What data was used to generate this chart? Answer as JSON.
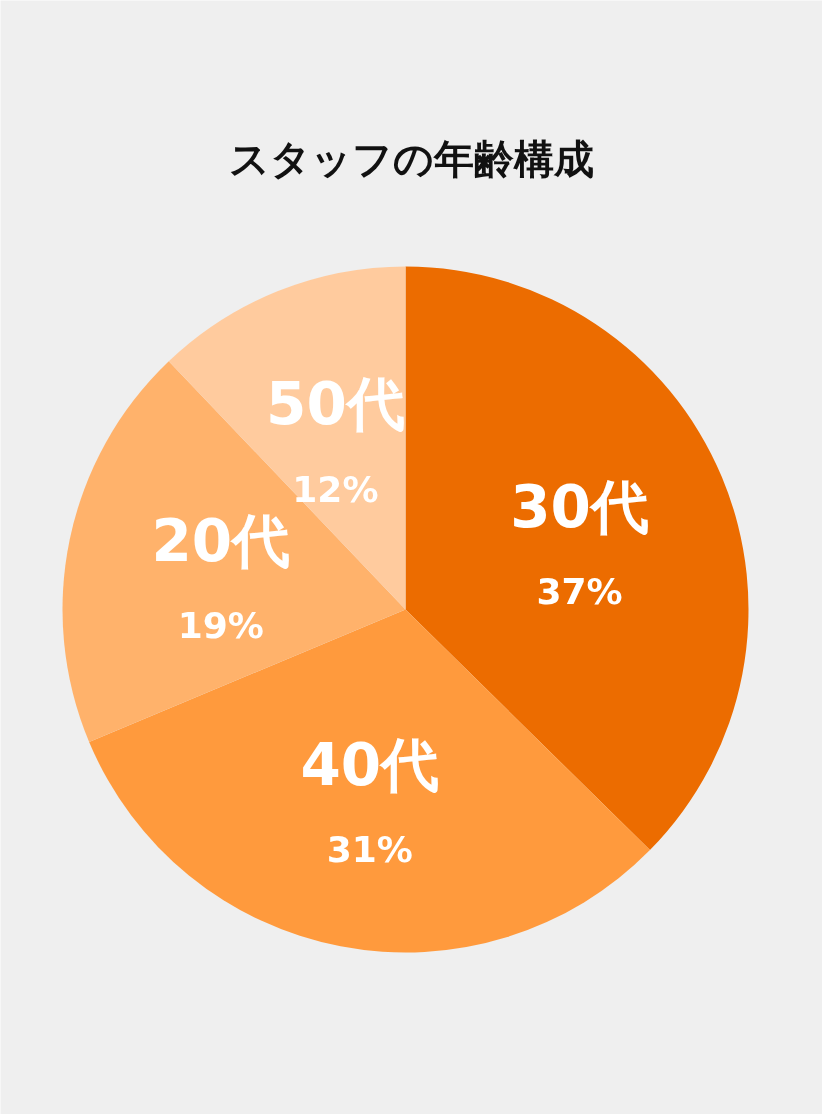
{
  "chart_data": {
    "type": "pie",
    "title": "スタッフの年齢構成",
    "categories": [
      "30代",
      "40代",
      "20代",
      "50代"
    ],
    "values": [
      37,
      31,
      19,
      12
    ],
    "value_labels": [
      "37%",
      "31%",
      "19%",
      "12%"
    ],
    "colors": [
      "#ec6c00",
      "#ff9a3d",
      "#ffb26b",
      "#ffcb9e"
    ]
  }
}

*Your task*
Without the pictures, return the entries exactly as they appear.

*Result of this exercise*
What data was used to generate this chart? Answer as JSON.
{
  "chart_data": {
    "type": "pie",
    "title": "スタッフの年齢構成",
    "categories": [
      "30代",
      "40代",
      "20代",
      "50代"
    ],
    "values": [
      37,
      31,
      19,
      12
    ],
    "value_labels": [
      "37%",
      "31%",
      "19%",
      "12%"
    ],
    "colors": [
      "#ec6c00",
      "#ff9a3d",
      "#ffb26b",
      "#ffcb9e"
    ]
  }
}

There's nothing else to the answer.